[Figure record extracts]
------------------------------------------------------------
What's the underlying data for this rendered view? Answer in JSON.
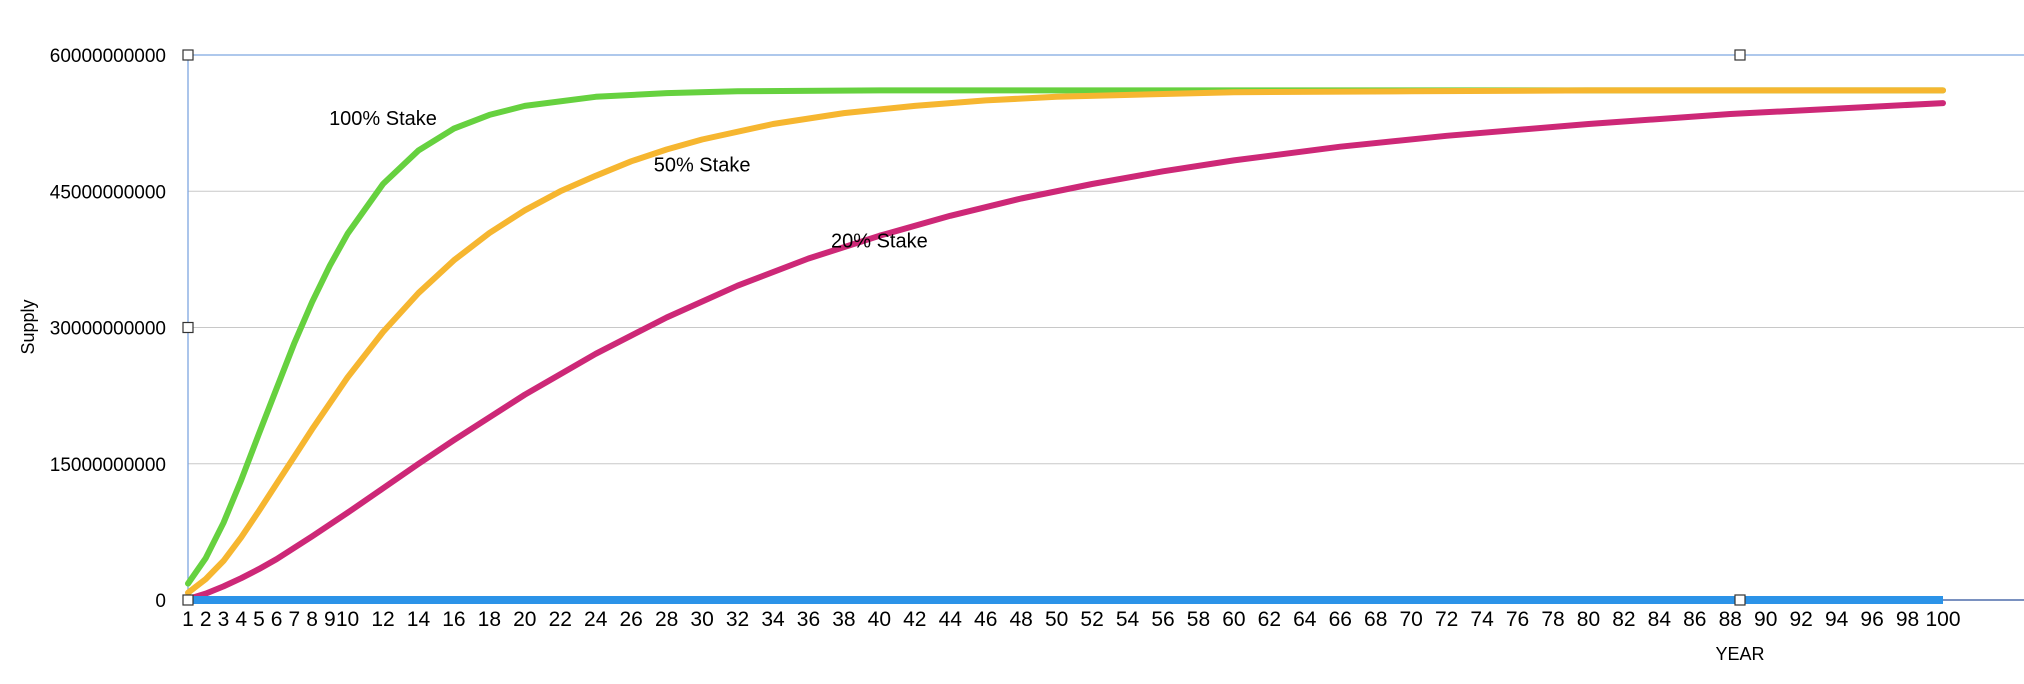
{
  "chart_data": {
    "type": "line",
    "xlabel": "YEAR",
    "ylabel": "Supply",
    "ylim": [
      0,
      60000000000
    ],
    "y_ticks": [
      "0",
      "15000000000",
      "30000000000",
      "45000000000",
      "60000000000"
    ],
    "x_ticks": [
      "1",
      "2",
      "3",
      "4",
      "5",
      "6",
      "7",
      "8",
      "9",
      "10",
      "12",
      "14",
      "16",
      "18",
      "20",
      "22",
      "24",
      "26",
      "28",
      "30",
      "32",
      "34",
      "36",
      "38",
      "40",
      "42",
      "44",
      "46",
      "48",
      "50",
      "52",
      "54",
      "56",
      "58",
      "60",
      "62",
      "64",
      "66",
      "68",
      "70",
      "72",
      "74",
      "76",
      "78",
      "80",
      "82",
      "84",
      "86",
      "88",
      "90",
      "92",
      "94",
      "96",
      "98",
      "100"
    ],
    "grid": true,
    "legend": "inline labels",
    "series": [
      {
        "name": "100% Stake",
        "color": "#66d13f",
        "x": [
          1,
          2,
          3,
          4,
          5,
          6,
          7,
          8,
          9,
          10,
          12,
          14,
          16,
          18,
          20,
          24,
          28,
          32,
          40,
          50,
          60,
          80,
          100
        ],
        "values": [
          1800000000,
          4600000000,
          8500000000,
          13200000000,
          18300000000,
          23300000000,
          28300000000,
          32800000000,
          36800000000,
          40300000000,
          45800000000,
          49500000000,
          51900000000,
          53400000000,
          54400000000,
          55400000000,
          55800000000,
          56000000000,
          56100000000,
          56100000000,
          56100000000,
          56100000000,
          56100000000
        ]
      },
      {
        "name": "50% Stake",
        "color": "#f6b630",
        "x": [
          1,
          2,
          3,
          4,
          5,
          6,
          7,
          8,
          10,
          12,
          14,
          16,
          18,
          20,
          22,
          24,
          26,
          28,
          30,
          34,
          38,
          42,
          46,
          50,
          60,
          70,
          80,
          100
        ],
        "values": [
          800000000,
          2300000000,
          4300000000,
          6900000000,
          9800000000,
          12800000000,
          15800000000,
          18800000000,
          24500000000,
          29500000000,
          33800000000,
          37400000000,
          40400000000,
          42900000000,
          45000000000,
          46700000000,
          48300000000,
          49600000000,
          50700000000,
          52400000000,
          53600000000,
          54400000000,
          55000000000,
          55400000000,
          55900000000,
          56000000000,
          56100000000,
          56100000000
        ]
      },
      {
        "name": "20% Stake",
        "color": "#cd2877",
        "x": [
          1,
          2,
          3,
          4,
          5,
          6,
          8,
          10,
          12,
          14,
          16,
          18,
          20,
          24,
          28,
          32,
          36,
          40,
          44,
          48,
          52,
          56,
          60,
          66,
          72,
          80,
          88,
          94,
          100
        ],
        "values": [
          100000000,
          700000000,
          1500000000,
          2400000000,
          3400000000,
          4500000000,
          7000000000,
          9600000000,
          12300000000,
          15000000000,
          17600000000,
          20100000000,
          22600000000,
          27100000000,
          31100000000,
          34600000000,
          37600000000,
          40100000000,
          42300000000,
          44200000000,
          45800000000,
          47200000000,
          48400000000,
          49900000000,
          51100000000,
          52400000000,
          53500000000,
          54100000000,
          54700000000
        ]
      },
      {
        "name": "",
        "color": "#2b93e8",
        "x": [
          1,
          100
        ],
        "values": [
          0,
          0
        ]
      }
    ],
    "series_labels": [
      {
        "series": "100% Stake",
        "x": 12,
        "y": 52300000000
      },
      {
        "series": "50% Stake",
        "x": 30,
        "y": 47200000000
      },
      {
        "series": "20% Stake",
        "x": 40,
        "y": 38800000000
      }
    ]
  }
}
------------------------------------------------------------
__TASK TO CARRY OUT__: The data above should be repeated exactly, minus any pictures.

__RIGHT ANSWER__:
What's the underlying data for this rendered view? Answer in JSON.
{
  "chart_data": {
    "type": "line",
    "xlabel": "YEAR",
    "ylabel": "Supply",
    "ylim": [
      0,
      60000000000
    ],
    "y_ticks": [
      "0",
      "15000000000",
      "30000000000",
      "45000000000",
      "60000000000"
    ],
    "x_ticks": [
      "1",
      "2",
      "3",
      "4",
      "5",
      "6",
      "7",
      "8",
      "9",
      "10",
      "12",
      "14",
      "16",
      "18",
      "20",
      "22",
      "24",
      "26",
      "28",
      "30",
      "32",
      "34",
      "36",
      "38",
      "40",
      "42",
      "44",
      "46",
      "48",
      "50",
      "52",
      "54",
      "56",
      "58",
      "60",
      "62",
      "64",
      "66",
      "68",
      "70",
      "72",
      "74",
      "76",
      "78",
      "80",
      "82",
      "84",
      "86",
      "88",
      "90",
      "92",
      "94",
      "96",
      "98",
      "100"
    ],
    "grid": true,
    "legend": "inline labels",
    "series": [
      {
        "name": "100% Stake",
        "color": "#66d13f",
        "x": [
          1,
          2,
          3,
          4,
          5,
          6,
          7,
          8,
          9,
          10,
          12,
          14,
          16,
          18,
          20,
          24,
          28,
          32,
          40,
          50,
          60,
          80,
          100
        ],
        "values": [
          1800000000,
          4600000000,
          8500000000,
          13200000000,
          18300000000,
          23300000000,
          28300000000,
          32800000000,
          36800000000,
          40300000000,
          45800000000,
          49500000000,
          51900000000,
          53400000000,
          54400000000,
          55400000000,
          55800000000,
          56000000000,
          56100000000,
          56100000000,
          56100000000,
          56100000000,
          56100000000
        ]
      },
      {
        "name": "50% Stake",
        "color": "#f6b630",
        "x": [
          1,
          2,
          3,
          4,
          5,
          6,
          7,
          8,
          10,
          12,
          14,
          16,
          18,
          20,
          22,
          24,
          26,
          28,
          30,
          34,
          38,
          42,
          46,
          50,
          60,
          70,
          80,
          100
        ],
        "values": [
          800000000,
          2300000000,
          4300000000,
          6900000000,
          9800000000,
          12800000000,
          15800000000,
          18800000000,
          24500000000,
          29500000000,
          33800000000,
          37400000000,
          40400000000,
          42900000000,
          45000000000,
          46700000000,
          48300000000,
          49600000000,
          50700000000,
          52400000000,
          53600000000,
          54400000000,
          55000000000,
          55400000000,
          55900000000,
          56000000000,
          56100000000,
          56100000000
        ]
      },
      {
        "name": "20% Stake",
        "color": "#cd2877",
        "x": [
          1,
          2,
          3,
          4,
          5,
          6,
          8,
          10,
          12,
          14,
          16,
          18,
          20,
          24,
          28,
          32,
          36,
          40,
          44,
          48,
          52,
          56,
          60,
          66,
          72,
          80,
          88,
          94,
          100
        ],
        "values": [
          100000000,
          700000000,
          1500000000,
          2400000000,
          3400000000,
          4500000000,
          7000000000,
          9600000000,
          12300000000,
          15000000000,
          17600000000,
          20100000000,
          22600000000,
          27100000000,
          31100000000,
          34600000000,
          37600000000,
          40100000000,
          42300000000,
          44200000000,
          45800000000,
          47200000000,
          48400000000,
          49900000000,
          51100000000,
          52400000000,
          53500000000,
          54100000000,
          54700000000
        ]
      },
      {
        "name": "",
        "color": "#2b93e8",
        "x": [
          1,
          100
        ],
        "values": [
          0,
          0
        ]
      }
    ],
    "series_labels": [
      {
        "series": "100% Stake",
        "x": 12,
        "y": 52300000000
      },
      {
        "series": "50% Stake",
        "x": 30,
        "y": 47200000000
      },
      {
        "series": "20% Stake",
        "x": 40,
        "y": 38800000000
      }
    ]
  }
}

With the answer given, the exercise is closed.